Switch "image" to "screenshot" in every one of the entries below and give them back with everything else unchanged. Leave the pictures out.

Begin

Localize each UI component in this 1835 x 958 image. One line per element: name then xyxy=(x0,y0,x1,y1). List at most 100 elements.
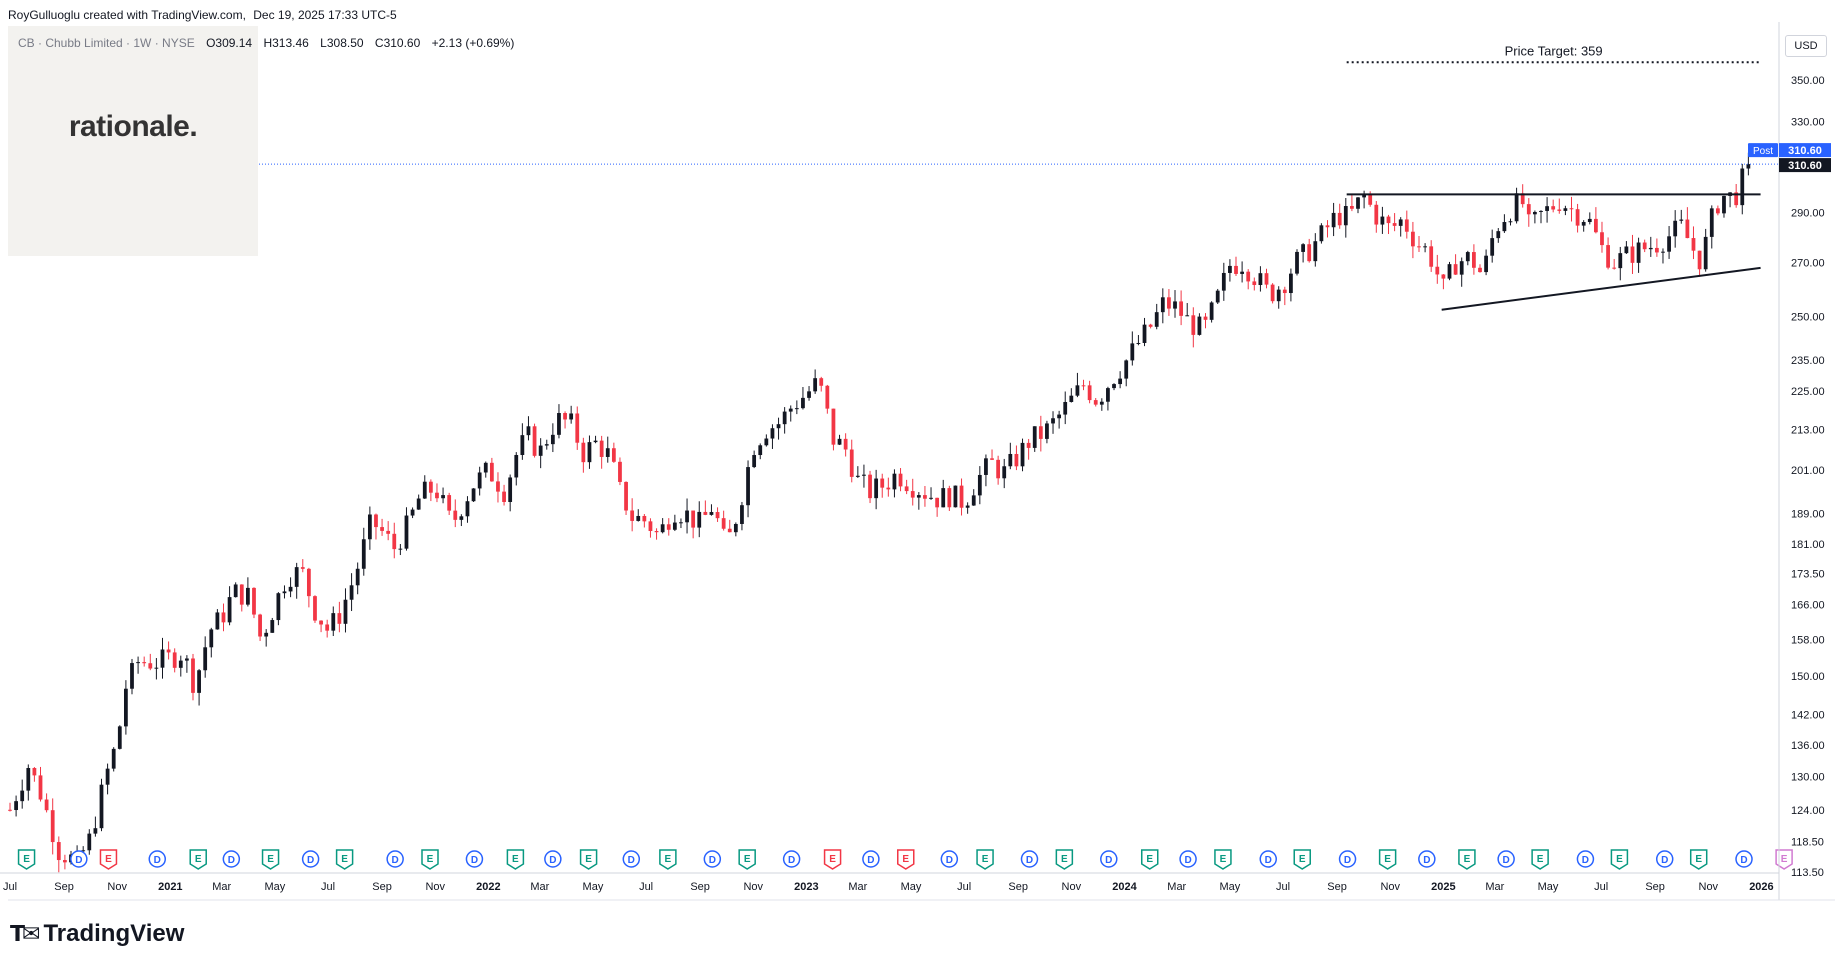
candle-body xyxy=(1069,395,1074,402)
candle-body xyxy=(276,593,281,621)
earnings-icon xyxy=(17,849,36,870)
candle-body xyxy=(1038,426,1043,439)
candle-body xyxy=(654,531,659,533)
candle-body xyxy=(1319,225,1324,242)
candle-body xyxy=(1118,378,1123,385)
candle-body xyxy=(117,726,122,749)
candle-body xyxy=(435,492,439,499)
candle-body xyxy=(758,445,763,456)
candle-body xyxy=(770,428,775,439)
candle-body xyxy=(1722,195,1726,214)
candle-body xyxy=(477,472,482,489)
time-tick-label: 2021 xyxy=(158,881,182,893)
candle-body xyxy=(313,596,317,621)
time-tick-label: Sep xyxy=(1008,881,1028,893)
candle-body xyxy=(1362,194,1366,198)
candle-body xyxy=(984,458,988,475)
candle-body xyxy=(50,810,55,843)
candle-body xyxy=(1453,264,1458,275)
candle-body xyxy=(837,438,842,445)
candle-body xyxy=(947,488,952,508)
candle-body xyxy=(361,539,366,569)
candle-body xyxy=(587,442,592,463)
dividend-icon-label: D xyxy=(1661,855,1668,866)
dividend-icon xyxy=(70,850,88,868)
candle-body xyxy=(544,444,549,446)
candle-body xyxy=(1624,246,1629,254)
dividend-icon-label: D xyxy=(1265,855,1272,866)
candle-body xyxy=(807,391,811,398)
candle-body xyxy=(1197,316,1202,335)
candle-body xyxy=(941,488,946,508)
candle-body xyxy=(459,516,464,520)
earnings-icon xyxy=(1775,849,1793,870)
candle-body xyxy=(764,438,769,446)
price-tick-label: 124.00 xyxy=(1791,805,1825,817)
tradingview-logo-icon: 𝗧✉ xyxy=(10,921,41,946)
earnings-icon xyxy=(421,849,439,870)
candle-body xyxy=(87,833,92,851)
candle-body xyxy=(325,624,330,631)
candle-body xyxy=(557,413,561,435)
time-tick-label: 2026 xyxy=(1749,881,1773,893)
candle-body xyxy=(1106,388,1110,402)
high-value: H313.46 xyxy=(263,36,309,50)
tradingview-brand[interactable]: 𝗧✉ TradingView xyxy=(10,920,184,948)
time-tick-label: Jul xyxy=(321,881,335,893)
candle-body xyxy=(1404,219,1409,232)
candle-body xyxy=(32,768,37,776)
dividend-icon xyxy=(862,850,880,868)
candle-body xyxy=(1203,316,1208,320)
candle-body xyxy=(282,591,287,594)
currency-selector[interactable]: USD xyxy=(1785,35,1827,57)
post-tag-label: Post xyxy=(1753,146,1773,157)
earnings-icon-label: E xyxy=(744,854,751,865)
candle-body xyxy=(1234,265,1238,274)
candle-body xyxy=(1746,164,1751,169)
candle-body xyxy=(801,397,805,409)
candle-body xyxy=(526,426,531,436)
candle-body xyxy=(624,481,628,511)
candle-body xyxy=(569,413,574,420)
dividend-icon-label: D xyxy=(1344,855,1351,866)
candle-body xyxy=(1417,246,1421,248)
candle-body xyxy=(337,613,342,624)
candle-body xyxy=(1423,246,1427,248)
dividend-icon xyxy=(1020,850,1039,868)
candle-body xyxy=(56,842,61,861)
candle-body xyxy=(1508,221,1513,223)
earnings-icon-label: E xyxy=(195,854,202,865)
candle-body xyxy=(1374,204,1379,225)
candle-body xyxy=(618,461,622,482)
candle-body xyxy=(709,512,714,515)
time-tick-label: May xyxy=(901,881,922,893)
dividend-icon xyxy=(940,850,959,868)
post-price-label: 310.60 xyxy=(1788,145,1822,157)
candle-body xyxy=(1337,212,1342,226)
dividend-icon xyxy=(544,850,562,868)
earnings-icon-label: E xyxy=(427,854,434,865)
candle-body xyxy=(904,486,909,492)
candle-body xyxy=(679,522,683,524)
candle-body xyxy=(1618,253,1623,269)
candle-body xyxy=(197,670,201,693)
candle-body xyxy=(880,478,885,488)
dividend-icon-label: D xyxy=(1105,855,1112,866)
symbol-name[interactable]: CB · Chubb Limited · 1W · NYSE xyxy=(18,36,195,50)
candle-body xyxy=(258,614,262,637)
candle-body xyxy=(355,568,360,586)
dividend-icon xyxy=(622,850,641,868)
candle-body xyxy=(1045,423,1049,439)
time-tick-label: Jul xyxy=(639,881,653,893)
candle-body xyxy=(471,488,476,502)
candle-body xyxy=(1630,246,1635,263)
candle-body xyxy=(124,688,128,727)
dividend-icon-label: D xyxy=(1423,855,1430,866)
candle-body xyxy=(20,790,25,802)
dividend-icon xyxy=(1418,850,1436,868)
earnings-icon-label: E xyxy=(512,854,519,865)
dividend-icon xyxy=(703,850,722,868)
price-tick-label: 330.00 xyxy=(1791,116,1825,128)
candle-body xyxy=(245,587,250,605)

End

→ **Correct output**
Localize each UI component in this 1835 x 958 screenshot. One line per element: name then xyxy=(x0,y0,x1,y1). List at most 100 elements.
candle-body xyxy=(1069,395,1074,402)
candle-body xyxy=(276,593,281,621)
earnings-icon xyxy=(17,849,36,870)
candle-body xyxy=(1038,426,1043,439)
candle-body xyxy=(654,531,659,533)
candle-body xyxy=(1319,225,1324,242)
candle-body xyxy=(1118,378,1123,385)
candle-body xyxy=(117,726,122,749)
candle-body xyxy=(435,492,439,499)
candle-body xyxy=(758,445,763,456)
candle-body xyxy=(770,428,775,439)
candle-body xyxy=(1722,195,1726,214)
candle-body xyxy=(477,472,482,489)
time-tick-label: 2021 xyxy=(158,881,182,893)
candle-body xyxy=(313,596,317,621)
time-tick-label: Sep xyxy=(1008,881,1028,893)
candle-body xyxy=(1362,194,1366,198)
candle-body xyxy=(984,458,988,475)
candle-body xyxy=(50,810,55,843)
candle-body xyxy=(1453,264,1458,275)
candle-body xyxy=(837,438,842,445)
candle-body xyxy=(947,488,952,508)
candle-body xyxy=(361,539,366,569)
candle-body xyxy=(587,442,592,463)
dividend-icon-label: D xyxy=(1661,855,1668,866)
dividend-icon xyxy=(70,850,88,868)
candle-body xyxy=(544,444,549,446)
candle-body xyxy=(1624,246,1629,254)
dividend-icon-label: D xyxy=(1265,855,1272,866)
candle-body xyxy=(807,391,811,398)
candle-body xyxy=(1197,316,1202,335)
candle-body xyxy=(941,488,946,508)
candle-body xyxy=(459,516,464,520)
earnings-icon xyxy=(1775,849,1793,870)
candle-body xyxy=(764,438,769,446)
price-tick-label: 124.00 xyxy=(1791,805,1825,817)
tradingview-logo-icon: 𝗧✉ xyxy=(10,921,41,946)
earnings-icon xyxy=(421,849,439,870)
candle-body xyxy=(87,833,92,851)
candle-body xyxy=(325,624,330,631)
candle-body xyxy=(557,413,561,435)
time-tick-label: 2026 xyxy=(1749,881,1773,893)
candle-body xyxy=(1106,388,1110,402)
high-value: H313.46 xyxy=(263,36,309,50)
tradingview-brand[interactable]: 𝗧✉ TradingView xyxy=(10,920,184,948)
time-tick-label: Jul xyxy=(321,881,335,893)
candle-body xyxy=(1404,219,1409,232)
candle-body xyxy=(32,768,37,776)
dividend-icon xyxy=(862,850,880,868)
candle-body xyxy=(1203,316,1208,320)
candle-body xyxy=(282,591,287,594)
currency-selector[interactable]: USD xyxy=(1785,35,1827,57)
post-tag-label: Post xyxy=(1753,146,1773,157)
earnings-icon-label: E xyxy=(744,854,751,865)
candle-body xyxy=(1234,265,1238,274)
candle-body xyxy=(1746,164,1751,169)
candle-body xyxy=(801,397,805,409)
candle-body xyxy=(526,426,531,436)
candle-body xyxy=(624,481,628,511)
candle-body xyxy=(569,413,574,420)
dividend-icon-label: D xyxy=(1344,855,1351,866)
candle-body xyxy=(1417,246,1421,248)
candle-body xyxy=(337,613,342,624)
candle-body xyxy=(1423,246,1427,248)
dividend-icon xyxy=(1020,850,1039,868)
candle-body xyxy=(56,842,61,861)
candle-body xyxy=(1508,221,1513,223)
earnings-icon-label: E xyxy=(195,854,202,865)
candle-body xyxy=(1374,204,1379,225)
candle-body xyxy=(618,461,622,482)
candle-body xyxy=(709,512,714,515)
time-tick-label: May xyxy=(901,881,922,893)
dividend-icon xyxy=(940,850,959,868)
post-price-label: 310.60 xyxy=(1788,145,1822,157)
candle-body xyxy=(1337,212,1342,226)
dividend-icon xyxy=(544,850,562,868)
earnings-icon-label: E xyxy=(427,854,434,865)
candle-body xyxy=(904,486,909,492)
candle-body xyxy=(679,522,683,524)
candle-body xyxy=(1618,253,1623,269)
candle-body xyxy=(197,670,201,693)
candle-body xyxy=(880,478,885,488)
dividend-icon-label: D xyxy=(1105,855,1112,866)
symbol-name[interactable]: CB · Chubb Limited · 1W · NYSE xyxy=(18,36,195,50)
candle-body xyxy=(258,614,262,637)
candle-body xyxy=(355,568,360,586)
dividend-icon xyxy=(622,850,641,868)
candle-body xyxy=(1045,423,1049,439)
time-tick-label: Jul xyxy=(639,881,653,893)
candle-body xyxy=(471,488,476,502)
candle-body xyxy=(1630,246,1635,263)
candle-body xyxy=(124,688,128,727)
dividend-icon-label: D xyxy=(1423,855,1430,866)
candle-body xyxy=(20,790,25,802)
dividend-icon xyxy=(1418,850,1436,868)
earnings-icon-label: E xyxy=(512,854,519,865)
dividend-icon xyxy=(703,850,722,868)
price-tick-label: 330.00 xyxy=(1791,116,1825,128)
candle-body xyxy=(245,587,250,605)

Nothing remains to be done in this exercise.